▸ **Written exercise**: Output the data below in full, character for character.

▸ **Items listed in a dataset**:
━━━━━━━━━━

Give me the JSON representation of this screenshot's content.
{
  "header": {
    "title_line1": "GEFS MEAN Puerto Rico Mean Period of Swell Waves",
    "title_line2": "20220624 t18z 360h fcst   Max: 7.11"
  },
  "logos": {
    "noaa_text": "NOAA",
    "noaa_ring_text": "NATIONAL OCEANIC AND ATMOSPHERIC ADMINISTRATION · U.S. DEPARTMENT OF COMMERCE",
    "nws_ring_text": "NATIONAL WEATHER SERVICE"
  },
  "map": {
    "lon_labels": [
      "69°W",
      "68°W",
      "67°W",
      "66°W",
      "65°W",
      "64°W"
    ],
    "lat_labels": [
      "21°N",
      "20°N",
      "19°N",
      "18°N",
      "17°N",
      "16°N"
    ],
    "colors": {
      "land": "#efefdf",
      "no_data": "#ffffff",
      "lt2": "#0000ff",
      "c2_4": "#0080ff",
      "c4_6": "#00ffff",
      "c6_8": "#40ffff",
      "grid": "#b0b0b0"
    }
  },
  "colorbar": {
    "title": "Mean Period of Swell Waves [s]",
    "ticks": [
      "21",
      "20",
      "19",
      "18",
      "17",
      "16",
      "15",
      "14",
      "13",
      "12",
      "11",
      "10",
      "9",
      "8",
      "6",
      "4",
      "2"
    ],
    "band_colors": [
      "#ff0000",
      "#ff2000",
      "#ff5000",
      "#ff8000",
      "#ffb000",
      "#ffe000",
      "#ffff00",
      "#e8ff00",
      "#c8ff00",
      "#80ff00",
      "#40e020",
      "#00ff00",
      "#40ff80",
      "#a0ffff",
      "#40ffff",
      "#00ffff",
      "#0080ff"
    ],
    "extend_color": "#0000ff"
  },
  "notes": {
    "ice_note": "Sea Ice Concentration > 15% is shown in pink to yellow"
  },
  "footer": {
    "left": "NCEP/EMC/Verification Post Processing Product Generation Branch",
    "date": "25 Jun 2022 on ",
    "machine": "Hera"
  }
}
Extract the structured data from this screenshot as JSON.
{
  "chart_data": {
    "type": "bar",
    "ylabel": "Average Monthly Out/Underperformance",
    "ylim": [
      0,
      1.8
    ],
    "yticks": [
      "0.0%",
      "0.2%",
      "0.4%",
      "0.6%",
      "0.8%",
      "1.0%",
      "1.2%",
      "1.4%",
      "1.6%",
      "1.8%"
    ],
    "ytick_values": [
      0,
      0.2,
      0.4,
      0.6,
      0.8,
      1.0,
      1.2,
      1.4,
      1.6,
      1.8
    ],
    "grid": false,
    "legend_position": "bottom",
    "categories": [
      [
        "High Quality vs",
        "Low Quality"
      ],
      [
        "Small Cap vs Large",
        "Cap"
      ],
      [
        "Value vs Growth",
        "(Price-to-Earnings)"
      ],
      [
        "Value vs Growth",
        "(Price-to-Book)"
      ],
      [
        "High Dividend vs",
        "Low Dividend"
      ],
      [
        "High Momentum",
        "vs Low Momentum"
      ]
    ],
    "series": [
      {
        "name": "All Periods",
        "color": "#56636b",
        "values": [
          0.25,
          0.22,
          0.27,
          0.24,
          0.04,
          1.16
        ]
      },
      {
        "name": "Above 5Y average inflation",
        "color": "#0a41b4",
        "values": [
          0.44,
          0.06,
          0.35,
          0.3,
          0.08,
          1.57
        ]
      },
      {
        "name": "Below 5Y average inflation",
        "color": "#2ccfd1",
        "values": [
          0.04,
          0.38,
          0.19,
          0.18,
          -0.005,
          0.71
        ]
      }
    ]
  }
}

━━━━━━━━━━

▸ **Final result**:
Give me the JSON representation of this screenshot's content.
{
  "header": {
    "title_line1": "GEFS MEAN Puerto Rico Mean Period of Swell Waves",
    "title_line2": "20220624 t18z 360h fcst   Max: 7.11"
  },
  "logos": {
    "noaa_text": "NOAA",
    "noaa_ring_text": "NATIONAL OCEANIC AND ATMOSPHERIC ADMINISTRATION · U.S. DEPARTMENT OF COMMERCE",
    "nws_ring_text": "NATIONAL WEATHER SERVICE"
  },
  "map": {
    "lon_labels": [
      "69°W",
      "68°W",
      "67°W",
      "66°W",
      "65°W",
      "64°W"
    ],
    "lat_labels": [
      "21°N",
      "20°N",
      "19°N",
      "18°N",
      "17°N",
      "16°N"
    ],
    "colors": {
      "land": "#efefdf",
      "no_data": "#ffffff",
      "lt2": "#0000ff",
      "c2_4": "#0080ff",
      "c4_6": "#00ffff",
      "c6_8": "#40ffff",
      "grid": "#b0b0b0"
    }
  },
  "colorbar": {
    "title": "Mean Period of Swell Waves [s]",
    "ticks": [
      "21",
      "20",
      "19",
      "18",
      "17",
      "16",
      "15",
      "14",
      "13",
      "12",
      "11",
      "10",
      "9",
      "8",
      "6",
      "4",
      "2"
    ],
    "band_colors": [
      "#ff0000",
      "#ff2000",
      "#ff5000",
      "#ff8000",
      "#ffb000",
      "#ffe000",
      "#ffff00",
      "#e8ff00",
      "#c8ff00",
      "#80ff00",
      "#40e020",
      "#00ff00",
      "#40ff80",
      "#a0ffff",
      "#40ffff",
      "#00ffff",
      "#0080ff"
    ],
    "extend_color": "#0000ff"
  },
  "notes": {
    "ice_note": "Sea Ice Concentration > 15% is shown in pink to yellow"
  },
  "footer": {
    "left": "NCEP/EMC/Verification Post Processing Product Generation Branch",
    "date": "25 Jun 2022 on ",
    "machine": "Hera"
  }
}
Extract the structured data from this screenshot as JSON.
{
  "chart_data": {
    "type": "bar",
    "ylabel": "Average Monthly Out/Underperformance",
    "ylim": [
      0,
      1.8
    ],
    "yticks": [
      "0.0%",
      "0.2%",
      "0.4%",
      "0.6%",
      "0.8%",
      "1.0%",
      "1.2%",
      "1.4%",
      "1.6%",
      "1.8%"
    ],
    "ytick_values": [
      0,
      0.2,
      0.4,
      0.6,
      0.8,
      1.0,
      1.2,
      1.4,
      1.6,
      1.8
    ],
    "grid": false,
    "legend_position": "bottom",
    "categories": [
      [
        "High Quality vs",
        "Low Quality"
      ],
      [
        "Small Cap vs Large",
        "Cap"
      ],
      [
        "Value vs Growth",
        "(Price-to-Earnings)"
      ],
      [
        "Value vs Growth",
        "(Price-to-Book)"
      ],
      [
        "High Dividend vs",
        "Low Dividend"
      ],
      [
        "High Momentum",
        "vs Low Momentum"
      ]
    ],
    "series": [
      {
        "name": "All Periods",
        "color": "#56636b",
        "values": [
          0.25,
          0.22,
          0.27,
          0.24,
          0.04,
          1.16
        ]
      },
      {
        "name": "Above 5Y average inflation",
        "color": "#0a41b4",
        "values": [
          0.44,
          0.06,
          0.35,
          0.3,
          0.08,
          1.57
        ]
      },
      {
        "name": "Below 5Y average inflation",
        "color": "#2ccfd1",
        "values": [
          0.04,
          0.38,
          0.19,
          0.18,
          -0.005,
          0.71
        ]
      }
    ]
  }
}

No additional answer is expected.